_Exercise:_ Every line below that holds the string "ресурсов" should be copied out.

^^^^

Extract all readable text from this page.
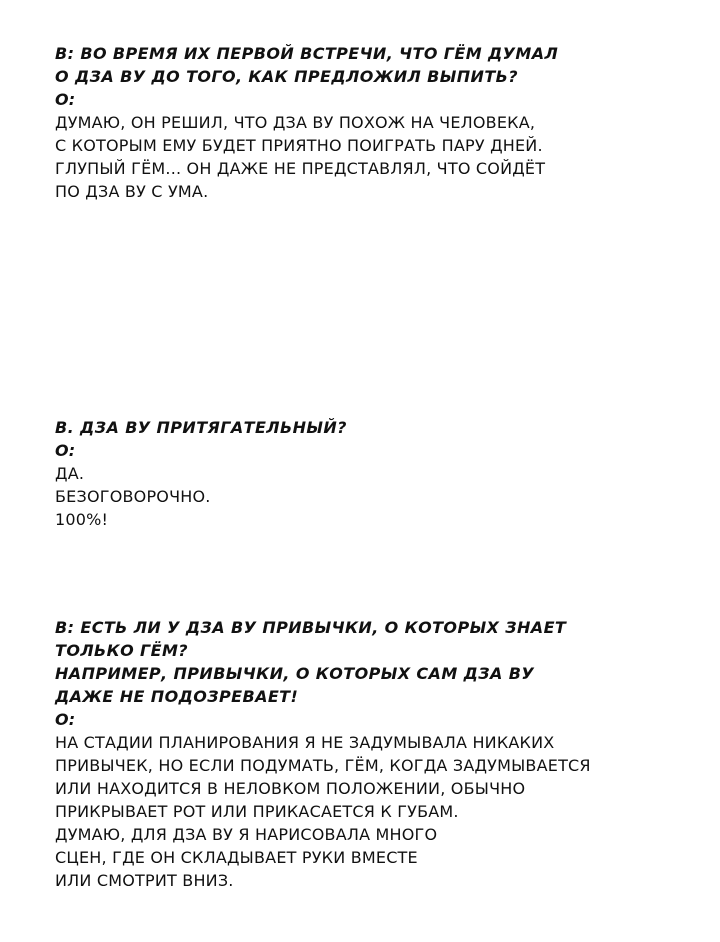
В: ВО ВРЕМЯ ИХ ПЕРВОЙ ВСТРЕЧИ, ЧТО ГЁМ ДУМАЛ
О ДЗА ВУ ДО ТОГО, КАК ПРЕДЛОЖИЛ ВЫПИТЬ?
О:
ДУМАЮ, ОН РЕШИЛ, ЧТО ДЗА ВУ ПОХОЖ НА ЧЕЛОВЕКА,
С КОТОРЫМ ЕМУ БУДЕТ ПРИЯТНО ПОИГРАТЬ ПАРУ ДНЕЙ.
ГЛУПЫЙ ГЁМ... ОН ДАЖЕ НЕ ПРЕДСТАВЛЯЛ, ЧТО СОЙДЁТ
ПО ДЗА ВУ С УМА.
В. ДЗА ВУ ПРИТЯГАТЕЛЬНЫЙ?
О:
ДА.
БЕЗОГОВОРОЧНО.
100%!
В: ЕСТЬ ЛИ У ДЗА ВУ ПРИВЫЧКИ, О КОТОРЫХ ЗНАЕТ
ТОЛЬКО ГЁМ?
НАПРИМЕР, ПРИВЫЧКИ, О КОТОРЫХ САМ ДЗА ВУ
ДАЖЕ НЕ ПОДОЗРЕВАЕТ!
О:
НА СТАДИИ ПЛАНИРОВАНИЯ Я НЕ ЗАДУМЫВАЛА НИКАКИХ
ПРИВЫЧЕК, НО ЕСЛИ ПОДУМАТЬ, ГЁМ, КОГДА ЗАДУМЫВАЕТСЯ
ИЛИ НАХОДИТСЯ В НЕЛОВКОМ ПОЛОЖЕНИИ, ОБЫЧНО
ПРИКРЫВАЕТ РОТ ИЛИ ПРИКАСАЕТСЯ К ГУБАМ.
ДУМАЮ, ДЛЯ ДЗА ВУ Я НАРИСОВАЛА МНОГО
СЦЕН, ГДЕ ОН СКЛАДЫВАЕТ РУКИ ВМЕСТЕ
ИЛИ СМОТРИТ ВНИЗ.
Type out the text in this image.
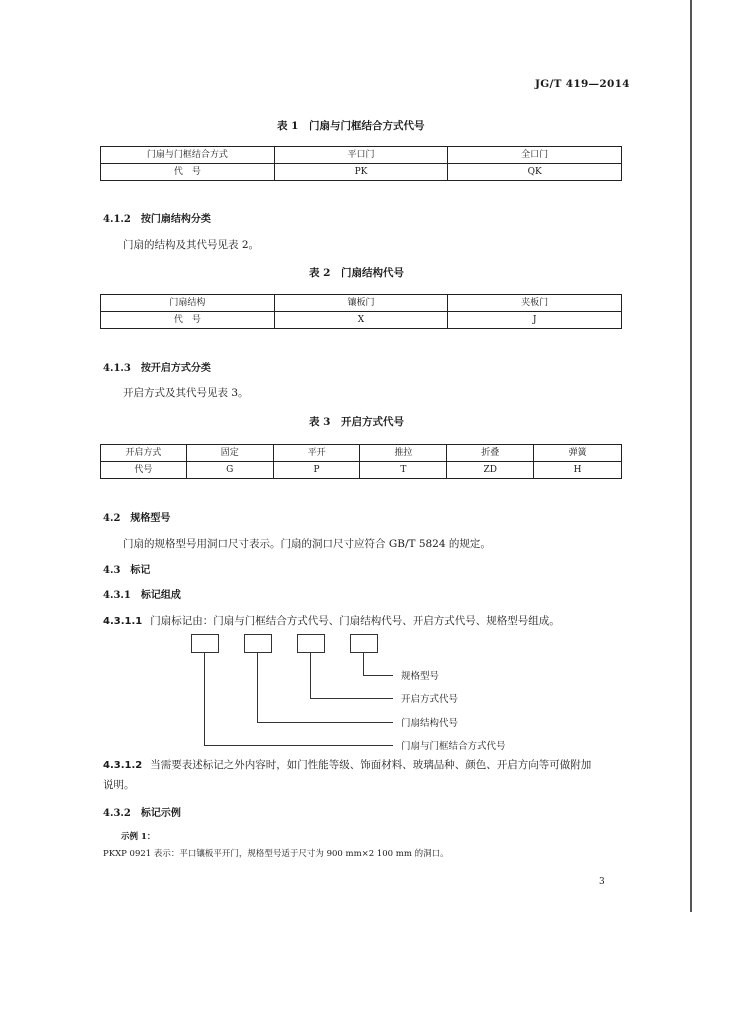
JG/T 419—2014
表 1　门扇与门框结合方式代号
门扇与门框结合方式	平口门	全口门
代　号	PK	QK
4.1.2　按门扇结构分类
门扇的结构及其代号见表 2。
表 2　门扇结构代号
门扇结构	镶板门	夹板门
代　号	X	J
4.1.3　按开启方式分类
开启方式及其代号见表 3。
表 3　开启方式代号
开启方式	固定	平开	推拉	折叠	弹簧
代号	G	P	T	ZD	H
4.2　规格型号
门扇的规格型号用洞口尺寸表示。门扇的洞口尺寸应符合 GB/T 5824 的规定。
4.3　标记
4.3.1　标记组成
4.3.1.1 门扇标记由：门扇与门框结合方式代号、门扇结构代号、开启方式代号、规格型号组成。
规格型号
开启方式代号
门扇结构代号
门扇与门框结合方式代号
4.3.1.2 当需要表述标记之外内容时，如门性能等级、饰面材料、玻璃品种、颜色、开启方向等可做附加
说明。
4.3.2　标记示例
示例 1：
PKXP 0921 表示：平口镶板平开门，规格型号适于尺寸为 900 mm×2 100 mm 的洞口。
3
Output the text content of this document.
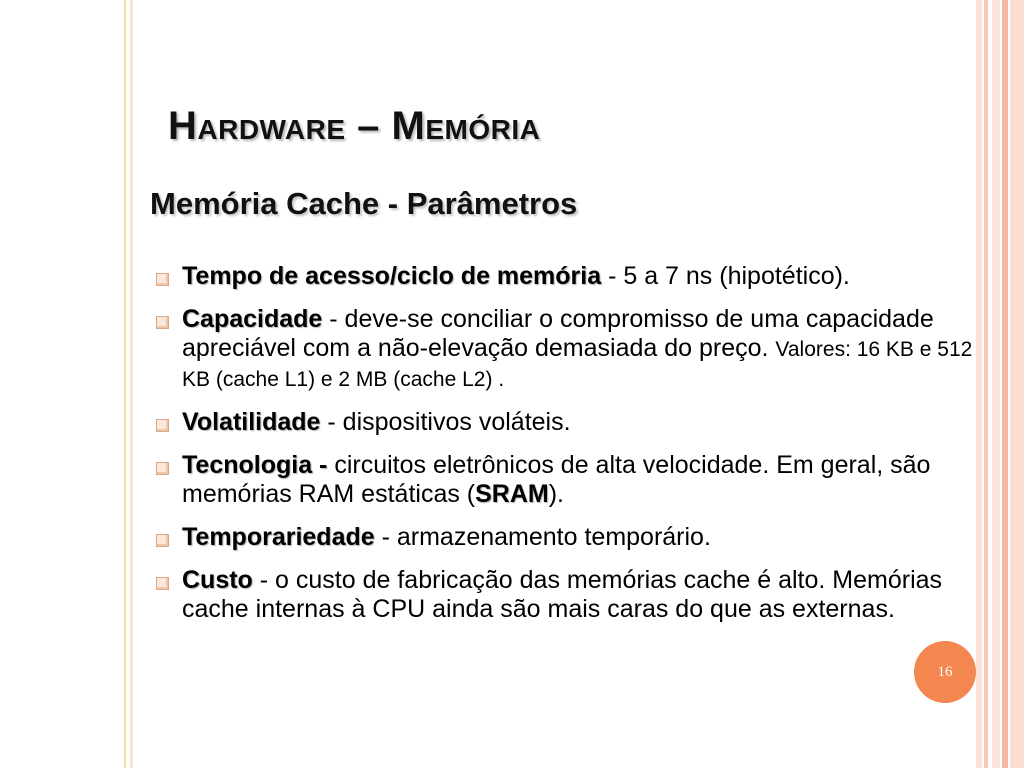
Hardware – Memória
Memória Cache - Parâmetros
Tempo de acesso/ciclo de memória - 5 a 7 ns (hipotético).
Capacidade - deve-se conciliar o compromisso de uma capacidade apreciável com a não-elevação demasiada do preço. Valores: 16 KB e 512 KB (cache L1) e 2 MB (cache L2) .
Volatilidade - dispositivos voláteis.
Tecnologia - circuitos eletrônicos de alta velocidade. Em geral, são memórias RAM estáticas (SRAM).
Temporariedade - armazenamento temporário.
Custo - o custo de fabricação das memórias cache é alto. Memórias cache internas à CPU ainda são mais caras do que as externas.
16
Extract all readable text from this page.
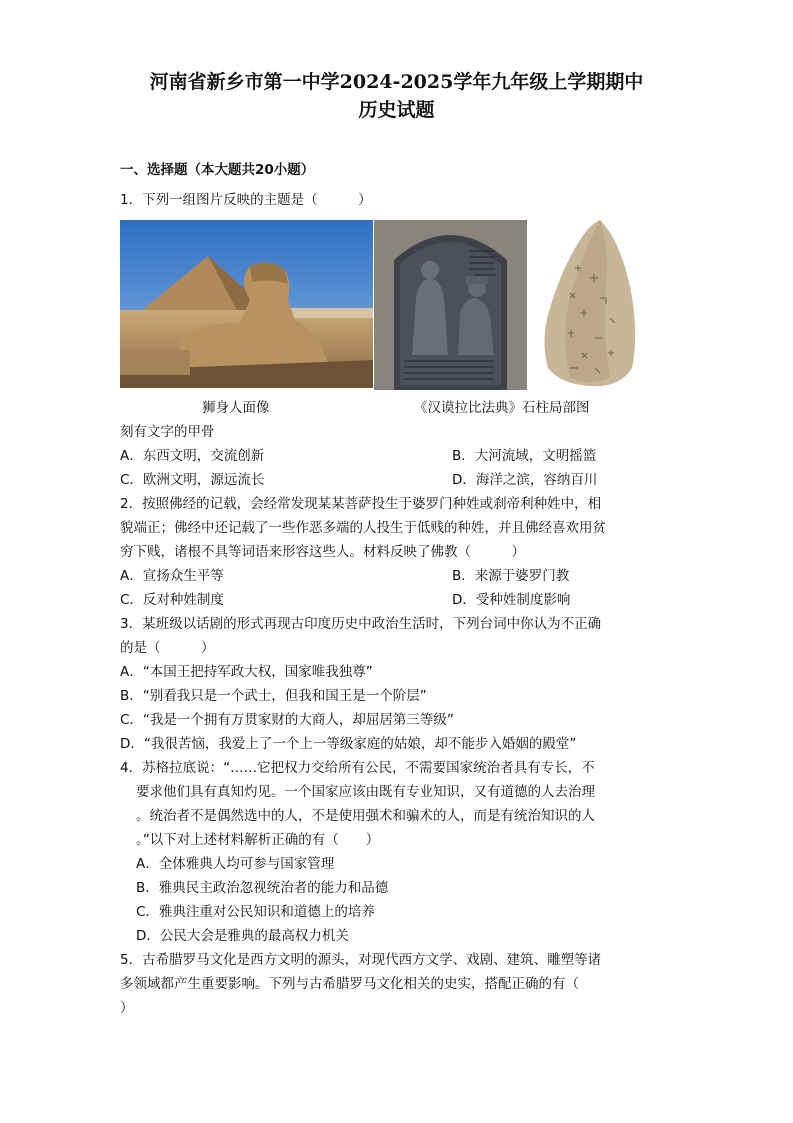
河南省新乡市第一中学2024-2025学年九年级上学期期中
历史试题
一、选择题（本大题共20小题）
1．下列一组图片反映的主题是（　　　）
狮身人面像	《汉谟拉比法典》石柱局部图
刻有文字的甲骨
A．东西文明，交流创新	B．大河流域，文明摇篮
C．欧洲文明，源远流长	D．海洋之滨，容纳百川
2．按照佛经的记载，会经常发现某某菩萨投生于婆罗门种姓或刹帝利种姓中，相
貌端正；佛经中还记载了一些作恶多端的人投生于低贱的种姓，并且佛经喜欢用贫
穷下贱，诸根不具等词语来形容这些人。材料反映了佛教（　　　）
A．宣扬众生平等	B．来源于婆罗门教
C．反对种姓制度	D．受种姓制度影响
3．某班级以话剧的形式再现古印度历史中政治生活时，下列台词中你认为不正确
的是（　　　）
A．“本国王把持军政大权，国家唯我独尊”
B．“别看我只是一个武士，但我和国王是一个阶层”
C．“我是一个拥有万贯家财的大商人，却屈居第三等级”
D．“我很苦恼，我爱上了一个上一等级家庭的姑娘，却不能步入婚姻的殿堂”
4．苏格拉底说：“……它把权力交给所有公民，不需要国家统治者具有专长，不
要求他们具有真知灼见。一个国家应该由既有专业知识，又有道德的人去治理
。统治者不是偶然选中的人，不是使用强术和骗术的人，而是有统治知识的人
。”以下对上述材料解析正确的有（　　）
A．全体雅典人均可参与国家管理
B．雅典民主政治忽视统治者的能力和品德
C．雅典注重对公民知识和道德上的培养
D．公民大会是雅典的最高权力机关
5．古希腊罗马文化是西方文明的源头，对现代西方文学、戏剧、建筑、雕塑等诸
多领域都产生重要影响。下列与古希腊罗马文化相关的史实，搭配正确的有（
）
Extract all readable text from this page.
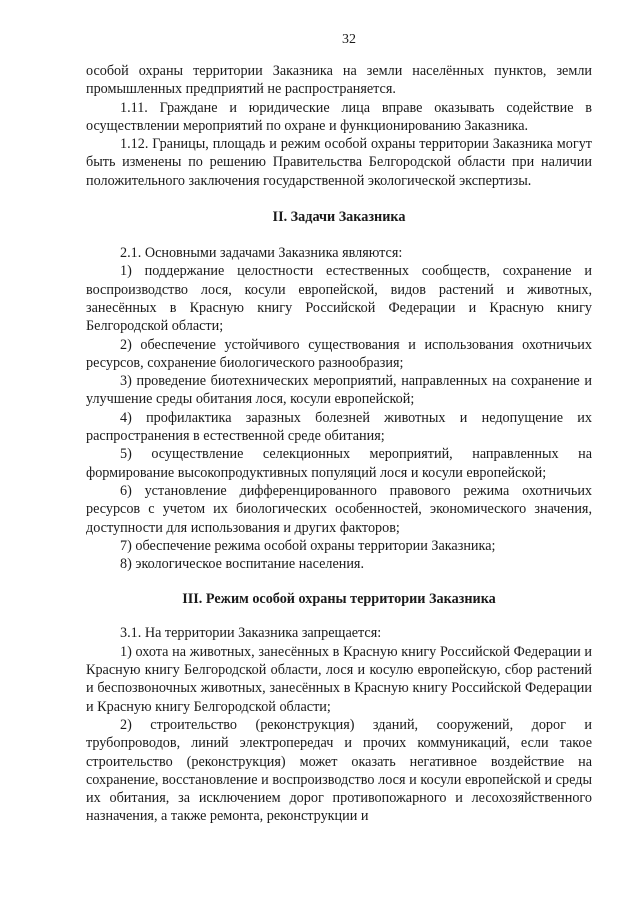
32

особой охраны территории Заказника на земли населённых пунктов, земли промышленных предприятий не распространяется.

1.11. Граждане и юридические лица вправе оказывать содействие в осуществлении мероприятий по охране и функционированию Заказника.

1.12. Границы, площадь и режим особой охраны территории Заказника могут быть изменены по решению Правительства Белгородской области при наличии положительного заключения государственной экологической экспертизы.

II. Задачи Заказника

2.1. Основными задачами Заказника являются:

1) поддержание целостности естественных сообществ, сохранение и воспроизводство лося, косули европейской, видов растений и животных, занесённых в Красную книгу Российской Федерации и Красную книгу Белгородской области;

2) обеспечение устойчивого существования и использования охотничьих ресурсов, сохранение биологического разнообразия;

3) проведение биотехнических мероприятий, направленных на сохранение и улучшение среды обитания лося, косули европейской;

4) профилактика заразных болезней животных и недопущение их распространения в естественной среде обитания;

5) осуществление селекционных мероприятий, направленных на формирование высокопродуктивных популяций лося и косули европейской;

6) установление дифференцированного правового режима охотничьих ресурсов с учетом их биологических особенностей, экономического значения, доступности для использования и других факторов;

7) обеспечение режима особой охраны территории Заказника;

8) экологическое воспитание населения.

III. Режим особой охраны территории Заказника

3.1. На территории Заказника запрещается:

1) охота на животных, занесённых в Красную книгу Российской Федерации и Красную книгу Белгородской области, лося и косулю европейскую, сбор растений и беспозвоночных животных, занесённых в Красную книгу Российской Федерации и Красную книгу Белгородской области;

2) строительство (реконструкция) зданий, сооружений, дорог и трубопроводов, линий электропередач и прочих коммуникаций, если такое строительство (реконструкция) может оказать негативное воздействие на сохранение, восстановление и воспроизводство лося и косули европейской и среды их обитания, за исключением дорог противопожарного и лесохозяйственного назначения, а также ремонта, реконструкции и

^^^^

_Solution below:_
2) обеспечение устойчивого существования и использования охотничьих ресурсов, сохранение биологического разнообразия;
6) установление дифференцированного правового режима охотничьих ресурсов с учетом их биологических особенностей, экономического значения, доступности для использования и других факторов;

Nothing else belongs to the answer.